• _Required actions_
1. Answer these questions from the passage on NFSD write throttling, giving each answer on its own line with the matching letter.
(a) Which flag is set for NFSD threads?
(b) By what percentage does that flag raise the limits that affect NFSD?
(c) If a thread on every CPU uses the entire ratelimit_pages margin, how far over the limit does the total go?
2. Extend the passage on NFSD write throttling below, picking up after its final sentence.

• _Source text_

============================================================

To avoid this problem the PF_LESS_THROTTLE flag is set for NFSD threads
and it provides a 25% increase to the limits that affect NFSD. Any
process writing to an NFS filesystem will be throttled well before the
number of dirty NFS pages reaches the limit imposed on NFSD, so NFSD
will not deadlock on pages that it needs to write out. At least it
shouldn't.
All processes are allowed a small excess margin to avoid performing too
many calculations: ratelimit_pages.
ratelimit_pages is set so that if a thread on every CPU uses the entire
margin, the total will only go 3% over the limit, and this is much less
than the 25% bonus that PF_LESS_THROTTLE provides, so this margin
shouldn't be a problem. But it is.

============================================================

• _Dataset excerpts_
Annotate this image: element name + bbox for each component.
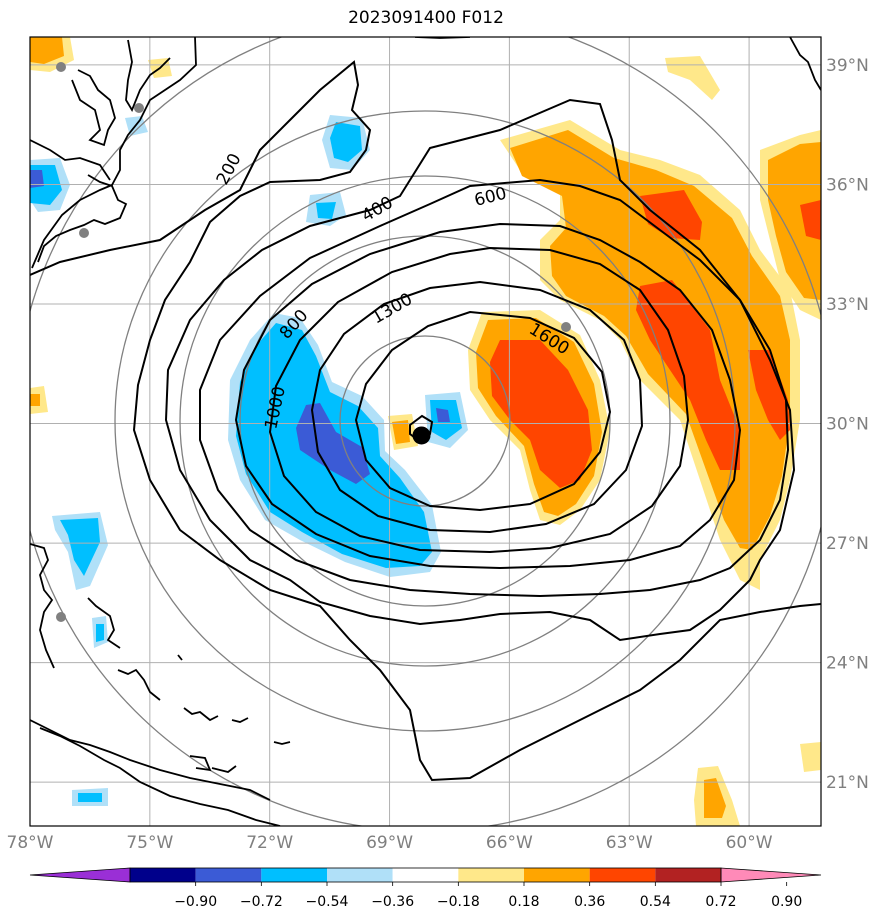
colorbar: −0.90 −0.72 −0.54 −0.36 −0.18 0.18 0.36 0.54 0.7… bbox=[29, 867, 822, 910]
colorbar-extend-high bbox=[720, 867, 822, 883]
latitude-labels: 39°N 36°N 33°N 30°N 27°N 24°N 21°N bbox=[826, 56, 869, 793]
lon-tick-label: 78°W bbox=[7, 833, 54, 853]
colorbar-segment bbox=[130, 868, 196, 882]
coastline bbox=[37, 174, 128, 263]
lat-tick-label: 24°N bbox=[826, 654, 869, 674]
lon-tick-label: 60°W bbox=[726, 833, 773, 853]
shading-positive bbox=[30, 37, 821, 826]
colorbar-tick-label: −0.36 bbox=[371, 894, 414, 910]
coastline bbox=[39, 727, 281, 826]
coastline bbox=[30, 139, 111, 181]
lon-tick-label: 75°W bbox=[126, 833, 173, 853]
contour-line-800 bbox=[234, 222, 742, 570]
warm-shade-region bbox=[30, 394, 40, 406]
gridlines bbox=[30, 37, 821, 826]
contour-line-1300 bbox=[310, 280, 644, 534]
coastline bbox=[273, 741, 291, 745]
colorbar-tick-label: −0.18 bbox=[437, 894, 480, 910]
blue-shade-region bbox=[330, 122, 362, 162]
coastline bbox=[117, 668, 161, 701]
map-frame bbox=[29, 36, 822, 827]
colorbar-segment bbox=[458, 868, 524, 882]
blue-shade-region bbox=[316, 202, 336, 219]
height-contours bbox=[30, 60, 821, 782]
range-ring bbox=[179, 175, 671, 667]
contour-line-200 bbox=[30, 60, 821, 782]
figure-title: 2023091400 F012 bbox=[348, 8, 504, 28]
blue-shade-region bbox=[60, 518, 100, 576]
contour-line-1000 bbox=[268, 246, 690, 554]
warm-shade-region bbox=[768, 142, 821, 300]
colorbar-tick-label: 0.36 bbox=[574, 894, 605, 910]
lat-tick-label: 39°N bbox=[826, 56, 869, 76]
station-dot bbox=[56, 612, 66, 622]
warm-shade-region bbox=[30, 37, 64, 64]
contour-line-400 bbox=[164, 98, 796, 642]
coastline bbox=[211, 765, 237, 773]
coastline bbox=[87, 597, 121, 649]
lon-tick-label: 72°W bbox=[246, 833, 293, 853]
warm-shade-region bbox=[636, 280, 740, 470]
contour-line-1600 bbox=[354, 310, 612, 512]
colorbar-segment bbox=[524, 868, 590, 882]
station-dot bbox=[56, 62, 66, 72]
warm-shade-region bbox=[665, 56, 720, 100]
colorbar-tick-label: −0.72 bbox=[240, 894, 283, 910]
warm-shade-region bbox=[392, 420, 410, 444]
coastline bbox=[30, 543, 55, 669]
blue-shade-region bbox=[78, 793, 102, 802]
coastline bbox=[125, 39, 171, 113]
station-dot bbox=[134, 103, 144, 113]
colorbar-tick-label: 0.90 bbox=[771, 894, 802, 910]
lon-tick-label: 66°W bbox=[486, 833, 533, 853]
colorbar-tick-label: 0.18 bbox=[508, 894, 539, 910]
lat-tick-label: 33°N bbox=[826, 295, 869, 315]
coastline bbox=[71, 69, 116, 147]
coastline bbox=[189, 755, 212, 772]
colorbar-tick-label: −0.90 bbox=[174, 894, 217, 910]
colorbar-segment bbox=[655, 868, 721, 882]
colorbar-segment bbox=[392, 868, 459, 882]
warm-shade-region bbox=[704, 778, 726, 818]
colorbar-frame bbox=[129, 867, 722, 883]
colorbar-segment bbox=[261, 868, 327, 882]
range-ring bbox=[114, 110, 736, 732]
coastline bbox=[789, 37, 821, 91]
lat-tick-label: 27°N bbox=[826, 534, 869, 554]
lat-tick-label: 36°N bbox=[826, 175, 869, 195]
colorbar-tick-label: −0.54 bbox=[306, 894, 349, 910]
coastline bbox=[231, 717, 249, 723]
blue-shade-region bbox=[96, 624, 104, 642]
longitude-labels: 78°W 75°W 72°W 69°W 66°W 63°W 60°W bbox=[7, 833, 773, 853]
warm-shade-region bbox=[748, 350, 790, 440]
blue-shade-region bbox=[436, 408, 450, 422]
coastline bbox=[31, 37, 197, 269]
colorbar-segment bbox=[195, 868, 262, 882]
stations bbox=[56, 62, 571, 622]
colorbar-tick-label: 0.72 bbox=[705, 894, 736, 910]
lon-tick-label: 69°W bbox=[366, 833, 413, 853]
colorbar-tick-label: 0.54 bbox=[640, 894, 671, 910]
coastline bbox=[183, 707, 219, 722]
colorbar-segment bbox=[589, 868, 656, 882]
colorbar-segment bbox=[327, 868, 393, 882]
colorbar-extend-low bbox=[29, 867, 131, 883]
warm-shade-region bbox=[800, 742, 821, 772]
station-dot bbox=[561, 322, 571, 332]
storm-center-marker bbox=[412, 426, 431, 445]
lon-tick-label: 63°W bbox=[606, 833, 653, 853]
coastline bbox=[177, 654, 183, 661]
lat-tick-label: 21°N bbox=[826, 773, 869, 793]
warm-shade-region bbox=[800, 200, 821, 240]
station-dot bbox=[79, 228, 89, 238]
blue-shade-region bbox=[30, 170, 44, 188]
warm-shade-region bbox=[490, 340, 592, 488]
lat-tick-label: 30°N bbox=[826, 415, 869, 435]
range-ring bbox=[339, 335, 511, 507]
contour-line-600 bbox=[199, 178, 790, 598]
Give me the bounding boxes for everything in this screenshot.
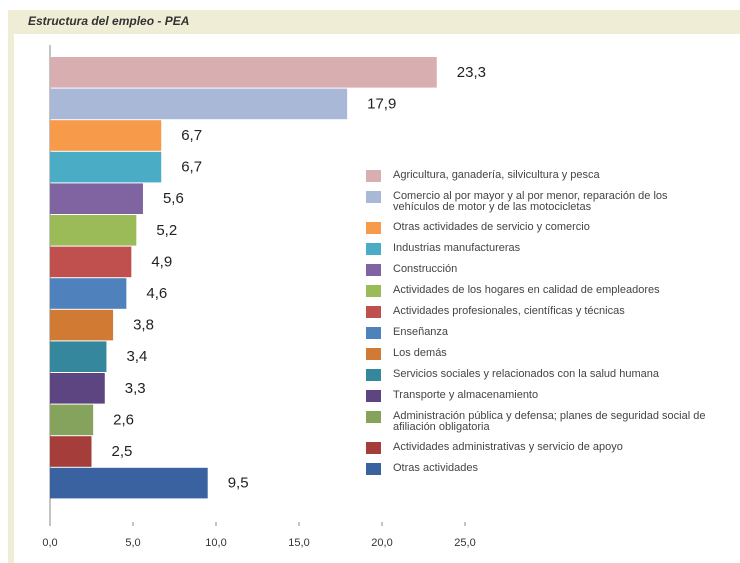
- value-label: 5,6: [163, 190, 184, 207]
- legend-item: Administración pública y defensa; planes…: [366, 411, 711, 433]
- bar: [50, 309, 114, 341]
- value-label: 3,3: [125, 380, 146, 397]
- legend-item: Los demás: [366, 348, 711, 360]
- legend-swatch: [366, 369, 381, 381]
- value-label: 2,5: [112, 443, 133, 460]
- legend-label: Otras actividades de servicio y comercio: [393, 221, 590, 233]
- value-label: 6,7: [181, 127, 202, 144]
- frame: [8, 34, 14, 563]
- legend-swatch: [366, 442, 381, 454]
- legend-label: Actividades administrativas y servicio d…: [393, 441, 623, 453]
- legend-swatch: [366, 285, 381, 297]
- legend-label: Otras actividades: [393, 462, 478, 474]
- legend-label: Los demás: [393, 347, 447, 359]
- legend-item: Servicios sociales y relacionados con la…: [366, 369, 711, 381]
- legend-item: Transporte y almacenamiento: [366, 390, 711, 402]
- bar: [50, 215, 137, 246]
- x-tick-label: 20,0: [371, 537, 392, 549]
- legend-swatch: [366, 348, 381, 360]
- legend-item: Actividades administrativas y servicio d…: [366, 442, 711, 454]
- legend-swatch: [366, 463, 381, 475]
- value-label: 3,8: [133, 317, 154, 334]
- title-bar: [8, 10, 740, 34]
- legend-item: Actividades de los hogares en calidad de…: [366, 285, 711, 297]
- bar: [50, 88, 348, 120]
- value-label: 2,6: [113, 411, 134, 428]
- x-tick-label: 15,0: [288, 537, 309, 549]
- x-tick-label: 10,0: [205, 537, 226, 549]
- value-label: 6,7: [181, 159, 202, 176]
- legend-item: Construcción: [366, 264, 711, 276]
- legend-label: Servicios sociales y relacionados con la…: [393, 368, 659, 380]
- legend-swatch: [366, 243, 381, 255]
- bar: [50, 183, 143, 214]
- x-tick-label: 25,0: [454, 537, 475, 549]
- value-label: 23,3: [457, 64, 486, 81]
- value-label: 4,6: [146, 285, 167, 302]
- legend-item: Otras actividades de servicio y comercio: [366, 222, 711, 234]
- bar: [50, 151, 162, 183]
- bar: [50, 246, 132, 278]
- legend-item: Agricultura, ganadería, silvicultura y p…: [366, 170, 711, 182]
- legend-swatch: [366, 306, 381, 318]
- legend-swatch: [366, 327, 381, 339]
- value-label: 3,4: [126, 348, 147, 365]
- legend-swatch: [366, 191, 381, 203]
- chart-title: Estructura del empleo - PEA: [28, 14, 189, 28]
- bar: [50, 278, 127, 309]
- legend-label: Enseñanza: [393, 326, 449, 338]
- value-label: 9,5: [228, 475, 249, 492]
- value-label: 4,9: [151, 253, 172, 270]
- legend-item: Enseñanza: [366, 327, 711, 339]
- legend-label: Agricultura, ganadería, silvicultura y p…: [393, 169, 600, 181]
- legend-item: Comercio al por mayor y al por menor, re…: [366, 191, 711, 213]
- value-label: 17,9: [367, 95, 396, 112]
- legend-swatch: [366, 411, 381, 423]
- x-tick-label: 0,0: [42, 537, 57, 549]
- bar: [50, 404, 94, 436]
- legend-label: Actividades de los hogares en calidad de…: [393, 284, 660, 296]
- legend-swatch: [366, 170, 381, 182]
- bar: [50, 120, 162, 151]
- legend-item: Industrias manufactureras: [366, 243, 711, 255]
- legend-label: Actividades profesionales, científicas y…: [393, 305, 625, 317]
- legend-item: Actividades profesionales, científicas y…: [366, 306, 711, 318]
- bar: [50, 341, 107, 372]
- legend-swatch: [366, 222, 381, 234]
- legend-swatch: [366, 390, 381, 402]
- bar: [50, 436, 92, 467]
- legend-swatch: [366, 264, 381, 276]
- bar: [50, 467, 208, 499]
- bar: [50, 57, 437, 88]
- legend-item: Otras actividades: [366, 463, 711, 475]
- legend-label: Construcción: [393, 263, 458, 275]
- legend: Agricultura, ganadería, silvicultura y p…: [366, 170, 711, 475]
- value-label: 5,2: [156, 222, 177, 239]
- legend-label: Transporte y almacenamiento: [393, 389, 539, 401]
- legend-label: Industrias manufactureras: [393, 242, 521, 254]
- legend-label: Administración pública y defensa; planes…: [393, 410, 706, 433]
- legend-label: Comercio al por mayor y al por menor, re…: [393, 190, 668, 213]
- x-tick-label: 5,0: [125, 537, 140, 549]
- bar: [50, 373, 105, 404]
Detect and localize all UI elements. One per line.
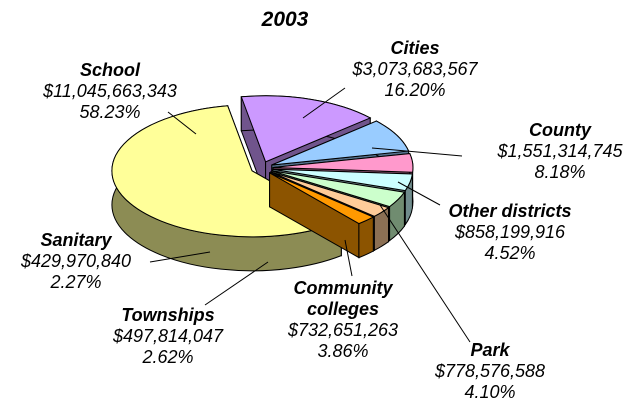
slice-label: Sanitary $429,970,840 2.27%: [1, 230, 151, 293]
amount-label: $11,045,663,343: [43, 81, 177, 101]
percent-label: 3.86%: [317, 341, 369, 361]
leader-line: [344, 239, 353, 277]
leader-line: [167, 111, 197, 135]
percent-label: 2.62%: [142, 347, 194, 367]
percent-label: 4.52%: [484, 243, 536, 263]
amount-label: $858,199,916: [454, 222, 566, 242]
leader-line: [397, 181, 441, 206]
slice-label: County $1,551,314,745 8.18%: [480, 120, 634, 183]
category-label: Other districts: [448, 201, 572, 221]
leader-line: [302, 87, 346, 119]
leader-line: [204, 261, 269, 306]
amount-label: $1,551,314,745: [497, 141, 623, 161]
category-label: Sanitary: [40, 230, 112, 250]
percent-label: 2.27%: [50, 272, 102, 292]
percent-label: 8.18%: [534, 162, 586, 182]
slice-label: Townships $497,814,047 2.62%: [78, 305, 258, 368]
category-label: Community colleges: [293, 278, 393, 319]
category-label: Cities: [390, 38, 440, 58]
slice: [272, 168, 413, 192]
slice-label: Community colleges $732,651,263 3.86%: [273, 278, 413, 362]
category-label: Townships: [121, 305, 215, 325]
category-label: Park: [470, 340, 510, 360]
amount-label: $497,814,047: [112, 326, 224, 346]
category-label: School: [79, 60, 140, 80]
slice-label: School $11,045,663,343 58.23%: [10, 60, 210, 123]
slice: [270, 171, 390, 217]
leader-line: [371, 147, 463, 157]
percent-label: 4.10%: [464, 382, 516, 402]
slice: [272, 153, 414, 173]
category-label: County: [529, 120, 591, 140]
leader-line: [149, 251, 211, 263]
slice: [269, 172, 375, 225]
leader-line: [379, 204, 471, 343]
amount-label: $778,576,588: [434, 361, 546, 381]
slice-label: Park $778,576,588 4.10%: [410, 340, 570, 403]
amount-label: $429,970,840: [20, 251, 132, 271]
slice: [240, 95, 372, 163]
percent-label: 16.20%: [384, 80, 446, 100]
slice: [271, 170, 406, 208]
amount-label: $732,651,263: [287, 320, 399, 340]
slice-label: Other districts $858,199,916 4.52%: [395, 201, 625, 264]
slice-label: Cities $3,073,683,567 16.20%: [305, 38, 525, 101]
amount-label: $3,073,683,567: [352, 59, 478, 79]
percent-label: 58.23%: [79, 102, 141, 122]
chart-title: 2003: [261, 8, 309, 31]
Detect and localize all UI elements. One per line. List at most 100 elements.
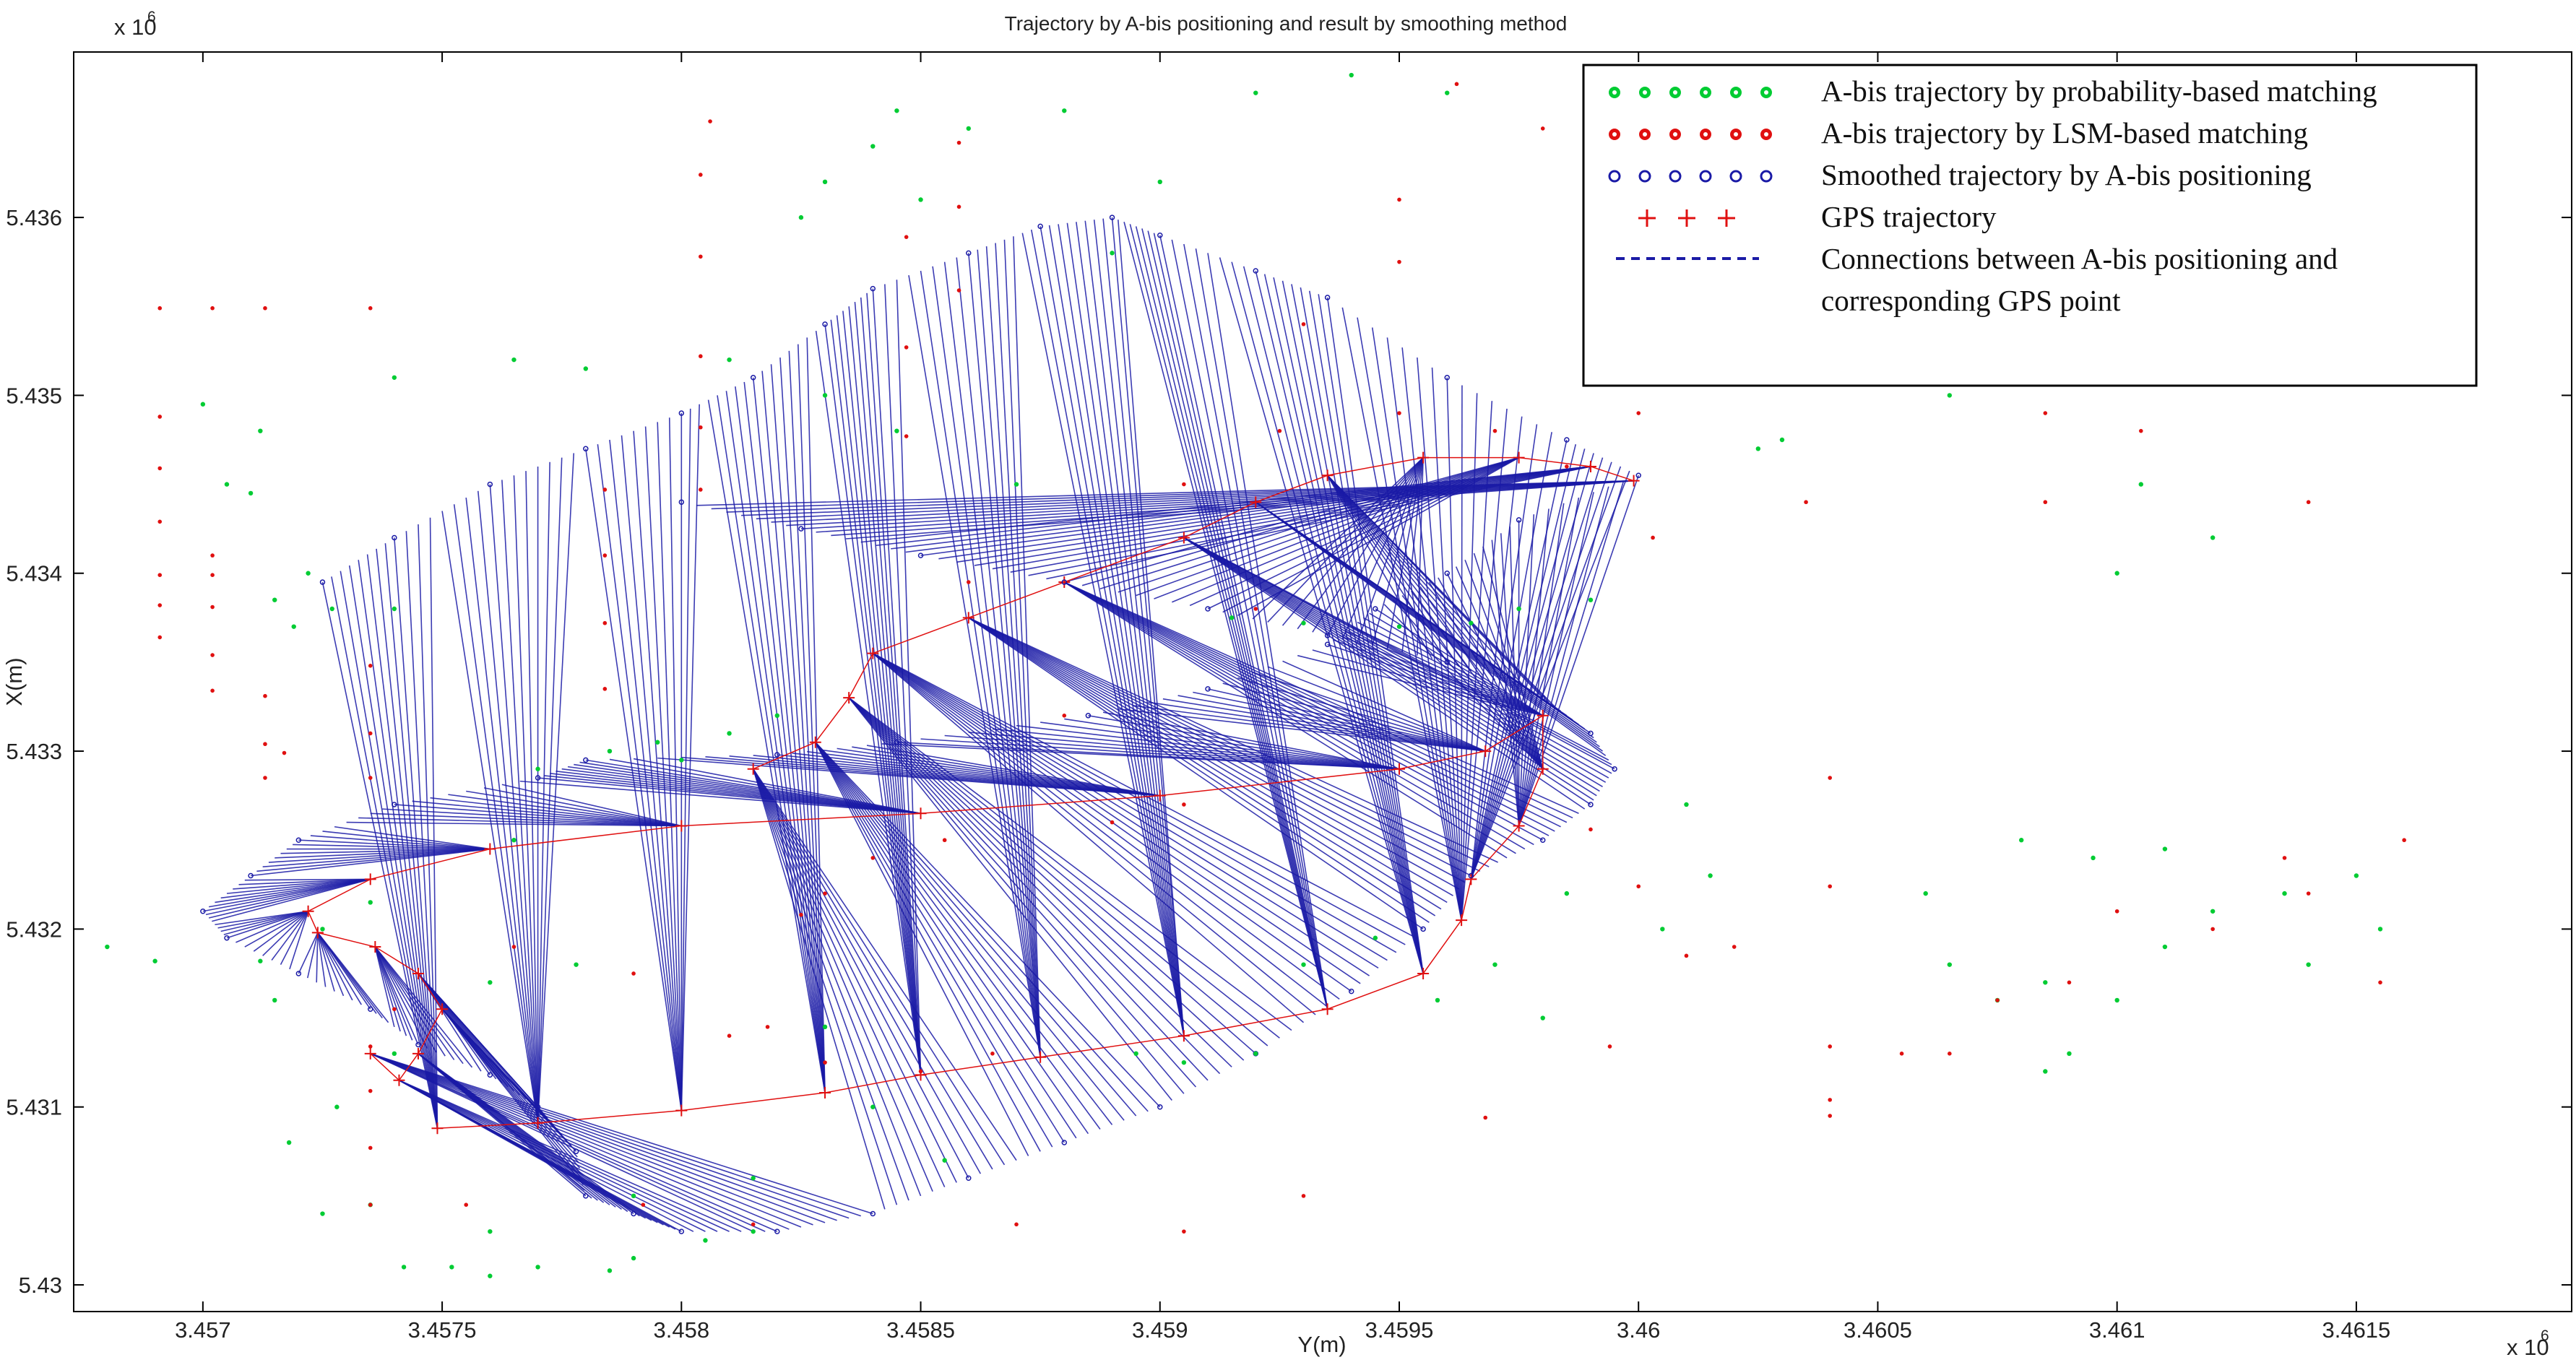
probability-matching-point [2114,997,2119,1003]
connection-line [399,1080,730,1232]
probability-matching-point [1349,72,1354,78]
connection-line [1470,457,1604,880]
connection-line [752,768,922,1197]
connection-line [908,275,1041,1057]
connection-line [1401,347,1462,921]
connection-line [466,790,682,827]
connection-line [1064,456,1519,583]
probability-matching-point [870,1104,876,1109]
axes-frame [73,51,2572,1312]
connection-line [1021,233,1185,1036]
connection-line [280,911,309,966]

============================================================

• _Answers to the tasks_
1.
(a) PF_LESS_THROTTLE
(b) 25%
(c) 3%

2.
The "total memory" that these 3% and 25% are calculated against are not
really total memory but are "global_dirtyable_memory()" which doesn't
include anonymous memory, just free memory and page-cache memory.
The "ratelimit_pages" number is based on whatever the
global_dirtyable_memory was on the last CPU hot-plug, which might not be
what you expect, but is probably close to the total freeable memory.
The throttle threshold uses the global_dirtable_memory at the moment
when the throttling happens, which could be much less than at the last
CPU hotplug. So if lots of anonymous memory has been allocated, thus
pushing out lots of page-cache pages, then NFSD might end up being
throttled due to dirty NFS pages because the "25%" bonus it gets is
calculated against a rather small amount of dirtyable memory, while the
"3%" margin that other processes are allowed to dirty without penalty is
calculated against a much larger number.
To remove this possibility of deadlock we need to make sure that the
margin granted to PF_LESS_THROTTLE exceeds that rate-limit margin.
Simply adding ratelimit_pages isn't enough as that should be multiplied
by the number of cpus.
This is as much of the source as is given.